## Directions
Extract all records. Keep each one exact.

** Begin Information provided **

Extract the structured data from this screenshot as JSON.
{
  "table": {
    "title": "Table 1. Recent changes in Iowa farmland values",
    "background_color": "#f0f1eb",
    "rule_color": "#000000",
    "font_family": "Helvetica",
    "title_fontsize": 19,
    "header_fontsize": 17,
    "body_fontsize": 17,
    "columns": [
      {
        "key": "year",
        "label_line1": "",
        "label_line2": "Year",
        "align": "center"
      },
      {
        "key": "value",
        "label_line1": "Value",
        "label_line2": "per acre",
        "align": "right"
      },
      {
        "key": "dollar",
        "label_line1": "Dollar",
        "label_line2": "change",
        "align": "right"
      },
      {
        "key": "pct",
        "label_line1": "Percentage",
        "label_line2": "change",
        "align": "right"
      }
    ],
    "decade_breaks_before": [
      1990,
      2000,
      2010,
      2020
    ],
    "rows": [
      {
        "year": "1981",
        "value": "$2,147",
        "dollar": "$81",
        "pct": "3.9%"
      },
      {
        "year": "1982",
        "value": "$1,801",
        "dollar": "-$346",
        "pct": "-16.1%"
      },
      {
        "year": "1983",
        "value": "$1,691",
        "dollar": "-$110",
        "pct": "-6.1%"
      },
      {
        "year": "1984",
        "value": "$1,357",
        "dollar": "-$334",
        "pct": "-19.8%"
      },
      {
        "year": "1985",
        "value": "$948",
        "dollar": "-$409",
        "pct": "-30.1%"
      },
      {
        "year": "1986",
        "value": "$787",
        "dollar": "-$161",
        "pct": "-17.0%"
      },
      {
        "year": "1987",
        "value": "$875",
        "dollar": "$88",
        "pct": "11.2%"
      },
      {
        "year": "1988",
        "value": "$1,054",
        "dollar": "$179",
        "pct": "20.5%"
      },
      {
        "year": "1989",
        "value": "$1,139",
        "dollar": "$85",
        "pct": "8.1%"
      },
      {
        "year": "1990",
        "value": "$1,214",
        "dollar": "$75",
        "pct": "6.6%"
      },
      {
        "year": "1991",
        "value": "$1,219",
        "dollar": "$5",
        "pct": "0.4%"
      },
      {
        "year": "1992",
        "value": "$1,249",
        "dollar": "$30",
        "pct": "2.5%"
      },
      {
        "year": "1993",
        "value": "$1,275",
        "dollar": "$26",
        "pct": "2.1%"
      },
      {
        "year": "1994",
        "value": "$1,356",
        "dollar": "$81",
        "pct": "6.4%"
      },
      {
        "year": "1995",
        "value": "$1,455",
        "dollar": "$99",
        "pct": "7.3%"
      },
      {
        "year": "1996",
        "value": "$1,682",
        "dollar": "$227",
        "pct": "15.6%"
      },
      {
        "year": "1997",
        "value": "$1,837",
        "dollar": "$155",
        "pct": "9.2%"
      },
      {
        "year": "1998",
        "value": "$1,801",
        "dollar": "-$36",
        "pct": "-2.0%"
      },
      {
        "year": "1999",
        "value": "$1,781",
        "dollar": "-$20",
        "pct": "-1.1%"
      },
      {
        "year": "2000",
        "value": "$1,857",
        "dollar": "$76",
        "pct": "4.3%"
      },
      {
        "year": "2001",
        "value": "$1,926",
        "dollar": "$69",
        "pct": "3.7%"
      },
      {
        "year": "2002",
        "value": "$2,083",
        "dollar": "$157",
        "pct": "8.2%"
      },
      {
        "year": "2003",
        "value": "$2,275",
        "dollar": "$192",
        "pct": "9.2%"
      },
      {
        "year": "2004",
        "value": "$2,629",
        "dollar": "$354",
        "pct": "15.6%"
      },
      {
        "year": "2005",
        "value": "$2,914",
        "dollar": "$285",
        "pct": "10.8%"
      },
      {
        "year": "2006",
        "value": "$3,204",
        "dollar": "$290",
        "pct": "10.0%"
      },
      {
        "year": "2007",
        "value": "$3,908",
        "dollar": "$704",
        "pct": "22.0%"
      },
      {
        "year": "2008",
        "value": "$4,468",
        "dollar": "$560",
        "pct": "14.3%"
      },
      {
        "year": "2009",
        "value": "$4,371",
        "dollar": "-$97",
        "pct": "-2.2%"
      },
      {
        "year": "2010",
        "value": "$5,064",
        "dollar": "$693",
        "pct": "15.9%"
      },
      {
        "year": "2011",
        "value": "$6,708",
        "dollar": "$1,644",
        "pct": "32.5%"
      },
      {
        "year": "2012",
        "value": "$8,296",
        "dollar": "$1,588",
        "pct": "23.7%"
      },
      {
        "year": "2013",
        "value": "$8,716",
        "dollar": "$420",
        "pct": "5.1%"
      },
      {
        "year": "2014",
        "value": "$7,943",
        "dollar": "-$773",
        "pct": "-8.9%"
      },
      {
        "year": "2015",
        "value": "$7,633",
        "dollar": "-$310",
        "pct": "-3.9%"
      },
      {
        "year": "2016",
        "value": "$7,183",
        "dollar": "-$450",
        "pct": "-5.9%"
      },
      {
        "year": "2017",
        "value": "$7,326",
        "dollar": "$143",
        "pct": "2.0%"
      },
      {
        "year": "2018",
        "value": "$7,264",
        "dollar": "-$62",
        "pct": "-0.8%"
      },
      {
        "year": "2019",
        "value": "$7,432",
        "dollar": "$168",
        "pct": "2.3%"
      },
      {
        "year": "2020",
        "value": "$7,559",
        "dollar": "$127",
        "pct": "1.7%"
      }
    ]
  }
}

** End Information provided **

## Written solution
Extract the structured data from this screenshot as JSON.
{
  "table": {
    "title": "Table 1. Recent changes in Iowa farmland values",
    "background_color": "#f0f1eb",
    "rule_color": "#000000",
    "font_family": "Helvetica",
    "title_fontsize": 19,
    "header_fontsize": 17,
    "body_fontsize": 17,
    "columns": [
      {
        "key": "year",
        "label_line1": "",
        "label_line2": "Year",
        "align": "center"
      },
      {
        "key": "value",
        "label_line1": "Value",
        "label_line2": "per acre",
        "align": "right"
      },
      {
        "key": "dollar",
        "label_line1": "Dollar",
        "label_line2": "change",
        "align": "right"
      },
      {
        "key": "pct",
        "label_line1": "Percentage",
        "label_line2": "change",
        "align": "right"
      }
    ],
    "decade_breaks_before": [
      1990,
      2000,
      2010,
      2020
    ],
    "rows": [
      {
        "year": "1981",
        "value": "$2,147",
        "dollar": "$81",
        "pct": "3.9%"
      },
      {
        "year": "1982",
        "value": "$1,801",
        "dollar": "-$346",
        "pct": "-16.1%"
      },
      {
        "year": "1983",
        "value": "$1,691",
        "dollar": "-$110",
        "pct": "-6.1%"
      },
      {
        "year": "1984",
        "value": "$1,357",
        "dollar": "-$334",
        "pct": "-19.8%"
      },
      {
        "year": "1985",
        "value": "$948",
        "dollar": "-$409",
        "pct": "-30.1%"
      },
      {
        "year": "1986",
        "value": "$787",
        "dollar": "-$161",
        "pct": "-17.0%"
      },
      {
        "year": "1987",
        "value": "$875",
        "dollar": "$88",
        "pct": "11.2%"
      },
      {
        "year": "1988",
        "value": "$1,054",
        "dollar": "$179",
        "pct": "20.5%"
      },
      {
        "year": "1989",
        "value": "$1,139",
        "dollar": "$85",
        "pct": "8.1%"
      },
      {
        "year": "1990",
        "value": "$1,214",
        "dollar": "$75",
        "pct": "6.6%"
      },
      {
        "year": "1991",
        "value": "$1,219",
        "dollar": "$5",
        "pct": "0.4%"
      },
      {
        "year": "1992",
        "value": "$1,249",
        "dollar": "$30",
        "pct": "2.5%"
      },
      {
        "year": "1993",
        "value": "$1,275",
        "dollar": "$26",
        "pct": "2.1%"
      },
      {
        "year": "1994",
        "value": "$1,356",
        "dollar": "$81",
        "pct": "6.4%"
      },
      {
        "year": "1995",
        "value": "$1,455",
        "dollar": "$99",
        "pct": "7.3%"
      },
      {
        "year": "1996",
        "value": "$1,682",
        "dollar": "$227",
        "pct": "15.6%"
      },
      {
        "year": "1997",
        "value": "$1,837",
        "dollar": "$155",
        "pct": "9.2%"
      },
      {
        "year": "1998",
        "value": "$1,801",
        "dollar": "-$36",
        "pct": "-2.0%"
      },
      {
        "year": "1999",
        "value": "$1,781",
        "dollar": "-$20",
        "pct": "-1.1%"
      },
      {
        "year": "2000",
        "value": "$1,857",
        "dollar": "$76",
        "pct": "4.3%"
      },
      {
        "year": "2001",
        "value": "$1,926",
        "dollar": "$69",
        "pct": "3.7%"
      },
      {
        "year": "2002",
        "value": "$2,083",
        "dollar": "$157",
        "pct": "8.2%"
      },
      {
        "year": "2003",
        "value": "$2,275",
        "dollar": "$192",
        "pct": "9.2%"
      },
      {
        "year": "2004",
        "value": "$2,629",
        "dollar": "$354",
        "pct": "15.6%"
      },
      {
        "year": "2005",
        "value": "$2,914",
        "dollar": "$285",
        "pct": "10.8%"
      },
      {
        "year": "2006",
        "value": "$3,204",
        "dollar": "$290",
        "pct": "10.0%"
      },
      {
        "year": "2007",
        "value": "$3,908",
        "dollar": "$704",
        "pct": "22.0%"
      },
      {
        "year": "2008",
        "value": "$4,468",
        "dollar": "$560",
        "pct": "14.3%"
      },
      {
        "year": "2009",
        "value": "$4,371",
        "dollar": "-$97",
        "pct": "-2.2%"
      },
      {
        "year": "2010",
        "value": "$5,064",
        "dollar": "$693",
        "pct": "15.9%"
      },
      {
        "year": "2011",
        "value": "$6,708",
        "dollar": "$1,644",
        "pct": "32.5%"
      },
      {
        "year": "2012",
        "value": "$8,296",
        "dollar": "$1,588",
        "pct": "23.7%"
      },
      {
        "year": "2013",
        "value": "$8,716",
        "dollar": "$420",
        "pct": "5.1%"
      },
      {
        "year": "2014",
        "value": "$7,943",
        "dollar": "-$773",
        "pct": "-8.9%"
      },
      {
        "year": "2015",
        "value": "$7,633",
        "dollar": "-$310",
        "pct": "-3.9%"
      },
      {
        "year": "2016",
        "value": "$7,183",
        "dollar": "-$450",
        "pct": "-5.9%"
      },
      {
        "year": "2017",
        "value": "$7,326",
        "dollar": "$143",
        "pct": "2.0%"
      },
      {
        "year": "2018",
        "value": "$7,264",
        "dollar": "-$62",
        "pct": "-0.8%"
      },
      {
        "year": "2019",
        "value": "$7,432",
        "dollar": "$168",
        "pct": "2.3%"
      },
      {
        "year": "2020",
        "value": "$7,559",
        "dollar": "$127",
        "pct": "1.7%"
      }
    ]
  }
}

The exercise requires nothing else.